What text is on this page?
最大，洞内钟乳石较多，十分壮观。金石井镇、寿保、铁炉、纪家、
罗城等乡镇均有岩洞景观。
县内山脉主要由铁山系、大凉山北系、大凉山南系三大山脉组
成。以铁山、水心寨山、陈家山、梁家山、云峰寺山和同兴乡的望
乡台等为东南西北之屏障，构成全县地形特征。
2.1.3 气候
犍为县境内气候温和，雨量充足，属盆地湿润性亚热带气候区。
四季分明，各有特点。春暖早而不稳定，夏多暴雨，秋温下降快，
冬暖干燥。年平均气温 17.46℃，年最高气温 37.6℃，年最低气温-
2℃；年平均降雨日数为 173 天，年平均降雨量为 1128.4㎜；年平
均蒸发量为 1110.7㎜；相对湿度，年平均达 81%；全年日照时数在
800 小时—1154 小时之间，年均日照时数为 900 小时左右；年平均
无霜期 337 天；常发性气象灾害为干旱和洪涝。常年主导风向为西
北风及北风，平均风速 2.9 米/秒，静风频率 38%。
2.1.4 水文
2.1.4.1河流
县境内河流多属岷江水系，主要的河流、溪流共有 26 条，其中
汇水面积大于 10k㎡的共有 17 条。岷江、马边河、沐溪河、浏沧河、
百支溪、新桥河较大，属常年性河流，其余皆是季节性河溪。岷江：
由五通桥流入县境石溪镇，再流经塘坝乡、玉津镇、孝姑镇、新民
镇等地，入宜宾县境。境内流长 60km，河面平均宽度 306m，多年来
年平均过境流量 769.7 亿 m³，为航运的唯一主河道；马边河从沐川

### [What you need to do]
Set down the entries verbatim, leaving none out.

### [Exercise solution]
What text is on this page?
最大，洞内钟乳石较多，十分壮观。金石井镇、寿保、铁炉、纪家、
罗城等乡镇均有岩洞景观。
县内山脉主要由铁山系、大凉山北系、大凉山南系三大山脉组
成。以铁山、水心寨山、陈家山、梁家山、云峰寺山和同兴乡的望
乡台等为东南西北之屏障，构成全县地形特征。
2.1.3 气候
犍为县境内气候温和，雨量充足，属盆地湿润性亚热带气候区。
四季分明，各有特点。春暖早而不稳定，夏多暴雨，秋温下降快，
冬暖干燥。年平均气温 17.46℃，年最高气温 37.6℃，年最低气温-
2℃；年平均降雨日数为 173 天，年平均降雨量为 1128.4㎜；年平
均蒸发量为 1110.7㎜；相对湿度，年平均达 81%；全年日照时数在
800 小时—1154 小时之间，年均日照时数为 900 小时左右；年平均
无霜期 337 天；常发性气象灾害为干旱和洪涝。常年主导风向为西
北风及北风，平均风速 2.9 米/秒，静风频率 38%。
2.1.4 水文
2.1.4.1河流
县境内河流多属岷江水系，主要的河流、溪流共有 26 条，其中
汇水面积大于 10k㎡的共有 17 条。岷江、马边河、沐溪河、浏沧河、
百支溪、新桥河较大，属常年性河流，其余皆是季节性河溪。岷江：
由五通桥流入县境石溪镇，再流经塘坝乡、玉津镇、孝姑镇、新民
镇等地，入宜宾县境。境内流长 60km，河面平均宽度 306m，多年来
年平均过境流量 769.7 亿 m³，为航运的唯一主河道；马边河从沐川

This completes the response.